---------- Material ----------

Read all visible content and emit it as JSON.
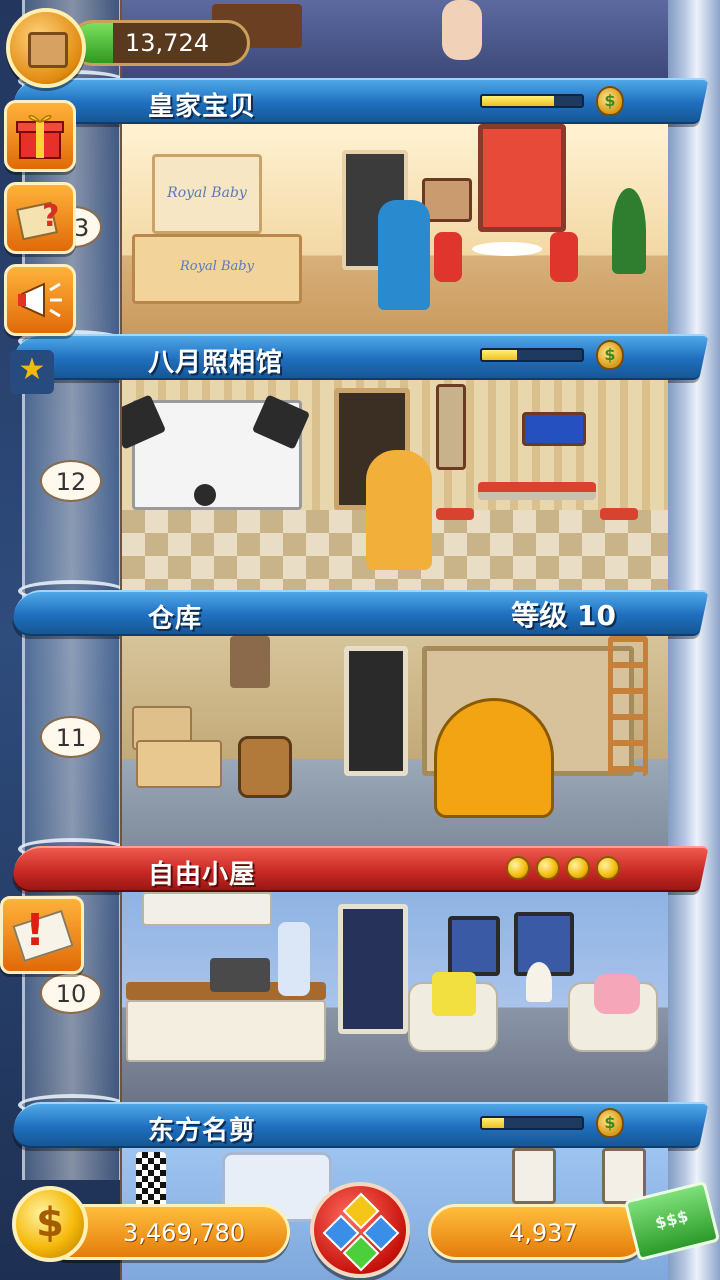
{
  "hud": {
    "top_resource_value": "13,724",
    "coins_value": "3,469,780",
    "bucks_value": "4,937",
    "coin_symbol": "$"
  },
  "floors": [
    {
      "id": "royal-baby",
      "name": "皇家宝贝",
      "floor_number": "13",
      "progress_fraction": 0.72,
      "banner_color": "blue",
      "reward_icon": "moneybag-icon"
    },
    {
      "id": "august-photo",
      "name": "八月照相馆",
      "floor_number": "12",
      "progress_fraction": 0.35,
      "banner_color": "blue",
      "reward_icon": "moneybag-icon"
    },
    {
      "id": "warehouse",
      "name": "仓库",
      "floor_number": "11",
      "level_label": "等级 10",
      "banner_color": "blue"
    },
    {
      "id": "free-cabin",
      "name": "自由小屋",
      "floor_number": "10",
      "stars": 4,
      "banner_color": "red"
    },
    {
      "id": "oriental-cut",
      "name": "东方名剪",
      "floor_number": "",
      "progress_fraction": 0.22,
      "banner_color": "blue",
      "reward_icon": "moneybag-icon"
    }
  ],
  "room_signs": {
    "royal_sign_1": "Royal Baby",
    "royal_sign_2": "Royal Baby"
  },
  "colors": {
    "banner_blue": "#1f6fbf",
    "banner_red": "#c92a25",
    "hud_orange": "#e47c0b",
    "coin_gold": "#f5b90a"
  },
  "icons": [
    "crate-icon",
    "gift-icon",
    "quest-icon",
    "megaphone-icon",
    "star-icon",
    "mail-alert-icon",
    "coin-icon",
    "menu-gems-icon",
    "cash-icon",
    "moneybag-icon"
  ]
}
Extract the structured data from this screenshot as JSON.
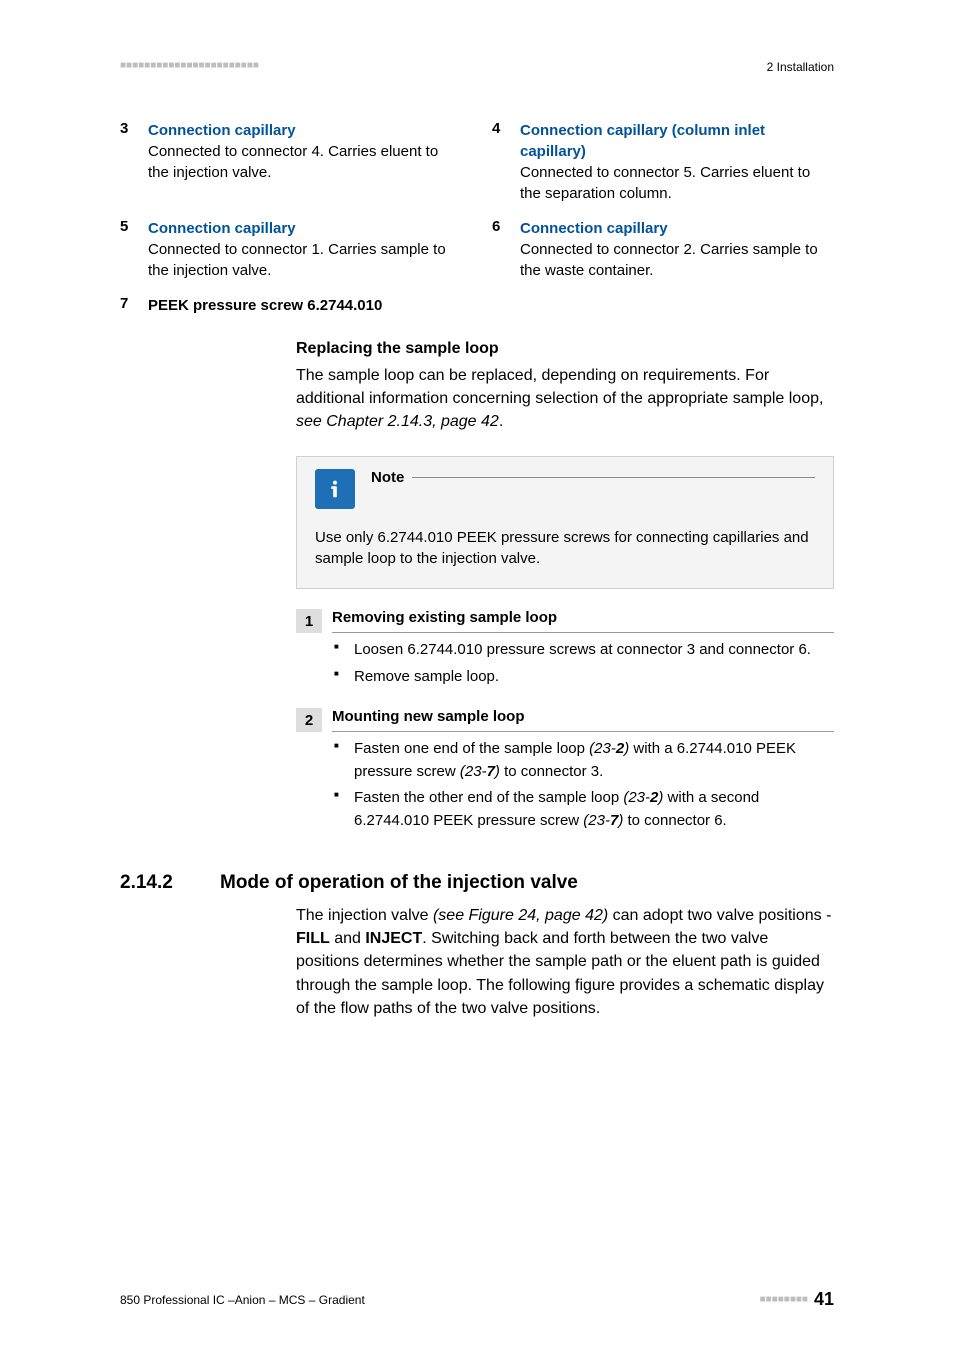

----------

Short task:
Only the number is wanted: how many lines in the entries above contain the word "name"?

Task response:
5